* start Supplied information *
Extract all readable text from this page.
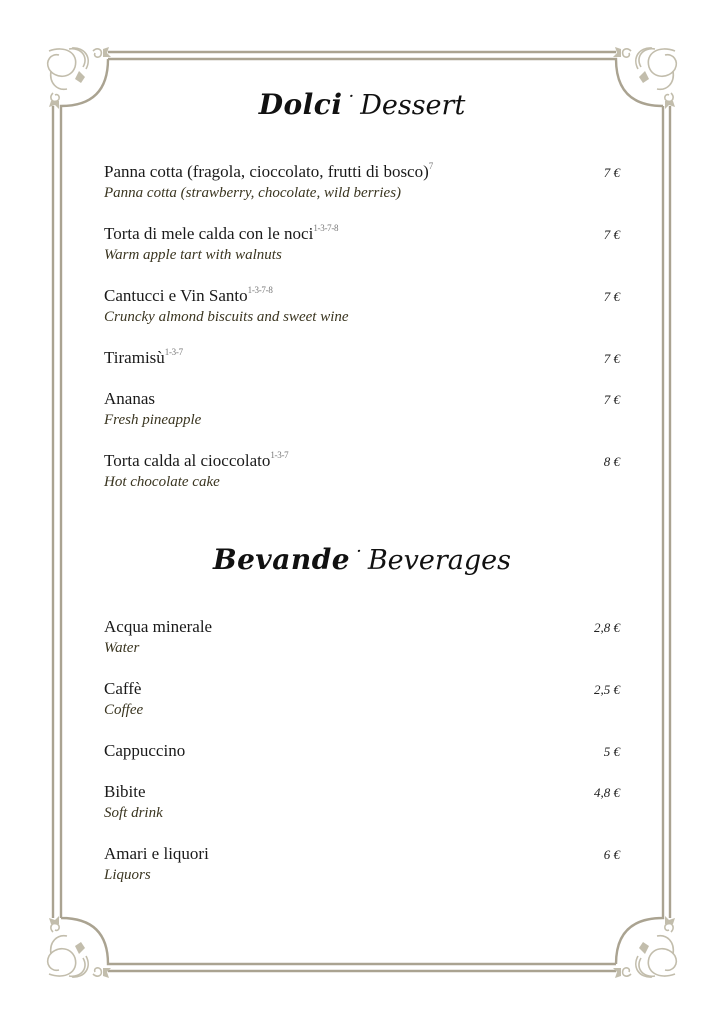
Dolci · Dessert
Panna cotta (fragola, cioccolato, frutti di bosco)$^7$
Panna cotta (strawberry, chocolate, wild berries)
7 €
Torta di mele calda con le noci$^{1-3-7-8}$
Warm apple tart with walnuts
7 €
Cantucci e Vin Santo$^{1-3-7-8}$
Cruncky almond biscuits and sweet wine
7 €
Tiramisù$^{1-3-7}$	7 €
Ananas
Fresh pineapple
7 €
Torta calda al cioccolato$^{1-3-7}$
Hot chocolate cake
8 €
Bevande · Beverages
Acqua minerale
Water
2,8 €
Caffè
Coffee
2,5 €
Cappuccino	5 €
Bibite
Soft drink
4,8 €
Amari e liquori
Liquors
6 €
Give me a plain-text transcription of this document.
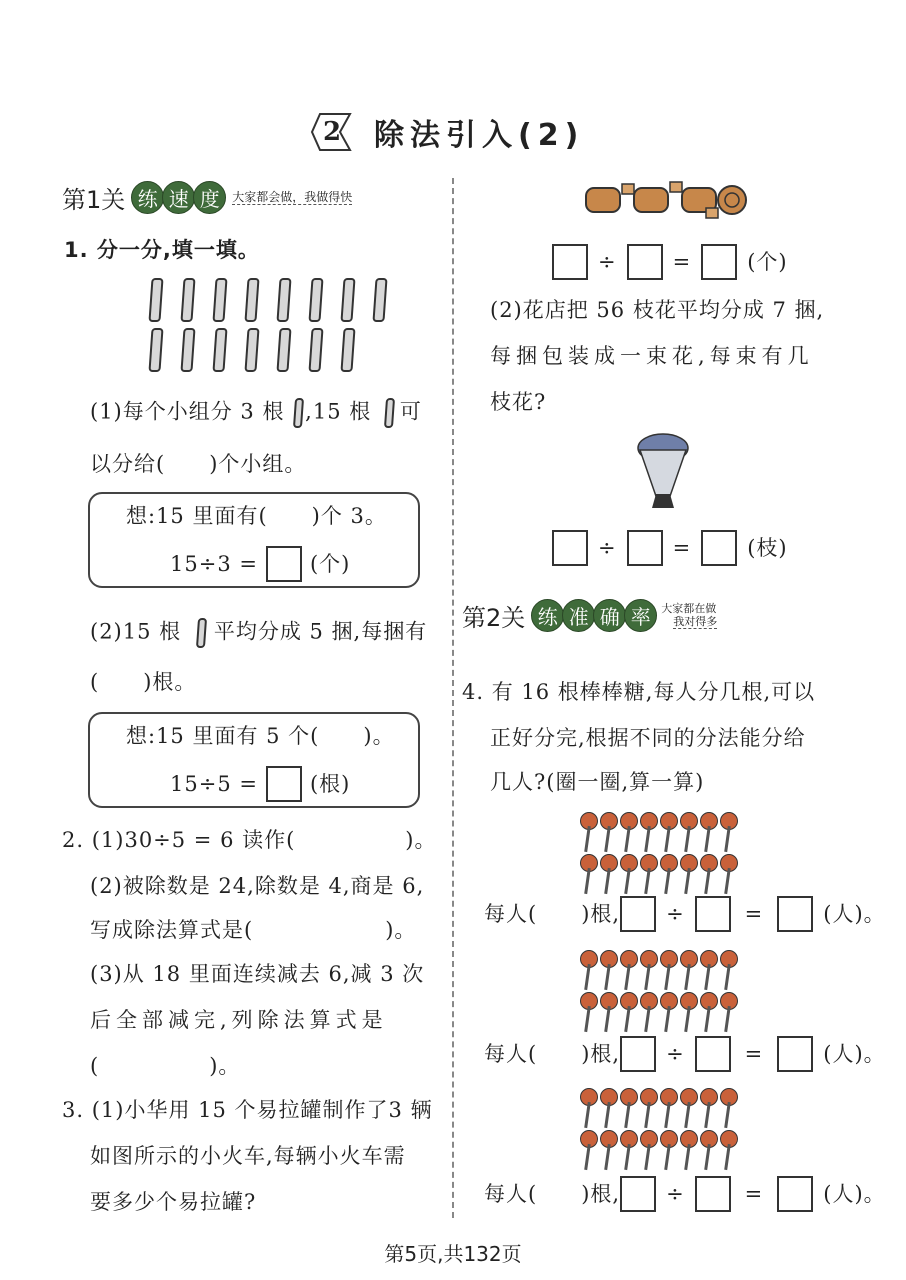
2	除法引入(2)
第1关 练 速 度	大家都会做，我做得快
1. 分一分,填一填。
(1)每个小组分 3 根 ,15 根 可
以分给(　　)个小组。
想:15 里面有(　　)个 3。
15÷3 = (个)
(2)15 根 平均分成 5 捆,每捆有
(　　)根。
想:15 里面有 5 个(　　)。
15÷5 = (根)
2. (1)30÷5 = 6 读作(　　　　　)。
(2)被除数是 24,除数是 4,商是 6,
写成除法算式是(　　　　　　)。
(3)从 18 里面连续减去 6,减 3 次
后全部减完,列除法算式是
(　　　　　)。
3. (1)小华用 15 个易拉罐制作了3 辆
如图所示的小火车,每辆小火车需
要多少个易拉罐?
÷	=	(个)
(2)花店把 56 枝花平均分成 7 捆,
每捆包装成一束花,每束有几
枝花?
÷	=	(枝)
第2关 练 准 确 率 大家都在做
我对得多
4. 有 16 根棒棒糖,每人分几根,可以
正好分完,根据不同的分法能分给
几人?(圈一圈,算一算)
每人(　　)根, ÷	=	(人)。
每人(　　)根, ÷	=	(人)。
每人(　　)根, ÷	=	(人)。
第5页,共132页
* end Supplied information *
= Required work =
Within the data above, pick out all lines holding the word "cioccolato".

= Solution for this task =
Panna cotta (fragola, cioccolato, frutti di bosco)$^7$
Torta calda al cioccolato$^{1-3-7}$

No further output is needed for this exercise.